#### Source passage
_____

McLeod’s RST and RXT twin-disc clutches are 9 11/16-inch clutches “that are the sweet spot between the really small clutches and the bigger clutches that hold more power,” Baty said. The RST is rated for applications up to 800 hp, while the RXT is made for applications up to 1,200 hp.

There is another option for those who want to stick with a smaller clutch, Baty said: “We add more discs to it. When we start stacking, going from a twin disc to a triple or four disc, it hasn’t really lost that inertia, because the performance of the clutch won’t really change as far as how the engine runs through the rpm spectrum. What changes is the life and the overall drivability. We essentially give the clutch more area, more heat sink. The more area we have, the more drivable that clutch is, even if it’s a smaller clutch.”


Dirt Car Rearends

Size has become a concern with the ring-and-pinion gears in dirt modifieds and dirt late models, Ely said. “Some of our competitors have tried to convince people that they need an 8-inch ring and pinion to save weight” instead of the typical 10-inch ring and pinion. “It does save about 2 1/2 pounds,” he admitted, “and it will spool up a little faster and increase the acceleration. We offer an 8-inch for those who feel they really need it. But there is no free lunch. One of the disadvantages of an 8-inch rear is that it’s not going to transfer as much torque because the leverage isn’t there to do it. If you are specifically looking for forward traction, the 10-inch is going to transfer
more torque into your torque arm than the 8-inch will.”

Reliability can also be a problem with a ring and pinion that’s too small for the application, according to Ely. An 8-inch “has a smaller surface area, so it will see a higher concentration of force per square inch on it than the 10-inch will. So it’s going to wear out sooner and will be more prone to pitting, etc.,” he said.

_____

#### Extracted entries

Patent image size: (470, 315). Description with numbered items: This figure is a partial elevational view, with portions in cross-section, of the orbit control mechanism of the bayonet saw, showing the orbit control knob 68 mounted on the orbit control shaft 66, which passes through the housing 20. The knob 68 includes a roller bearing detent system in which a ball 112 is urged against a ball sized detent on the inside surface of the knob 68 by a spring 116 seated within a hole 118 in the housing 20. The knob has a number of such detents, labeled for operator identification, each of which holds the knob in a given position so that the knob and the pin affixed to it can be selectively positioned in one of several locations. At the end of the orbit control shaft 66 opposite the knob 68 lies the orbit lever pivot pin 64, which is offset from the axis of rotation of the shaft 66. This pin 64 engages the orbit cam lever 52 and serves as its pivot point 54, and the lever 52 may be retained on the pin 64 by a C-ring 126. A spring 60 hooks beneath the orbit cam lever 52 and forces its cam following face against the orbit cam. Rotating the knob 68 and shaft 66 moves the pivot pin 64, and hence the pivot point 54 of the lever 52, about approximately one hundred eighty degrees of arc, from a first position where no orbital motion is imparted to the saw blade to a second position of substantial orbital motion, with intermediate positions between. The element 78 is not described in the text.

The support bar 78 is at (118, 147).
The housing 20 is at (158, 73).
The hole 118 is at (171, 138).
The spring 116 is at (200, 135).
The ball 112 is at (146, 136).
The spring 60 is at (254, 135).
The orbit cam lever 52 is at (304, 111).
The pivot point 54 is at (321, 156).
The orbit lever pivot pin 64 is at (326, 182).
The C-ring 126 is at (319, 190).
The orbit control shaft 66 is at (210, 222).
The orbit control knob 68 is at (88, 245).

_____

#### Exercise set
#1 Copy the passage on racing clutches and rearends word for word, from "McLeod’s RST and" to "to 1,200 hp.".
#2 Answer from the passage on racing clutches and rearends:
(a) Up to how many horsepower is the RXT clutch made for?
(b) According to Ely, about how much weight does an 8-inch ring and pinion save?
(c) What happens to the clutch when more discs are added, according to Baty?
#3 Continue the passage on racing clutches and rearends after its last sentence.

#### Written responses
#1
McLeod’s RST and RXT twin-disc clutches are 9 11/16-inch clutches “that are the sweet spot between the really small clutches and the bigger clutches that hold more power,” Baty said. The RST is rated for applications up to 800 hp, while the RXT is made for applications up to 1,200 hp.

#2
(a) Up to 1,200 hp.
(b) About 2 1/2 pounds.
(c) Its life and overall drivability change. Adding discs gives it more area and more heat sink, which makes it more drivable, even if it is a smaller clutch.

#3
Ely noted that, as in so many forms of racing, technology in the dirt track world keeps progressing. Those changes, including suspension setup evolution and new shock technology, “all contribute to the wear and tear that you see on a ring and pinion set.” That means driveline parts suppliers have to “pay attention to the latest technology in all the market segments that you service, and then figure out how that applies to what you do. We see it frequently on the sprint car side through tire rules. As the tires change, whether they provide more grip or less grip, we have seen the driveline demands change with the tire changes. Surprisingly enough, when they start unhooking the cars, we’ll actually see increased driveline wear because the cars aren’t as locked down. It puts different harmonics through driveline components that will cause different wear than if things are locked down and have a load on them. There’s always a result based off of a change that takes place, and you have to be on top of it.”


Material Matters

Mejia told us some of The Driveshaft Shop’s customer cars “are making 2,000–3,000 hp, with torque numbers that are pretty far up there as well. We’ve had to figure out ways of making parts that are torsional enough to withstand that kind of shock and abuse over and over again.”

Among those are driveshafts for modern domestic muscle cars. “We’ve become a necessary upgrade for anyone going to the track who’s making more than stock horsepower. Before they ever launch that car, they know they’d better switch out the stock driveshaft because it’s going to break.”

OEM driveshafts, Mejia explained, aren’t made to withstand the forces of a hard launch on a prepped surface. “The big focus for the OEMs is NVH (noise, vibration, and harshness). They want to build the quietest, most comfortable car they can.” He also believes the factories are building their driveshafts to act as what he called “fusible links.” The factory would rather “warranty and replace a couple-hundred-dollar driveshaft or axle than a transmission or a differential.”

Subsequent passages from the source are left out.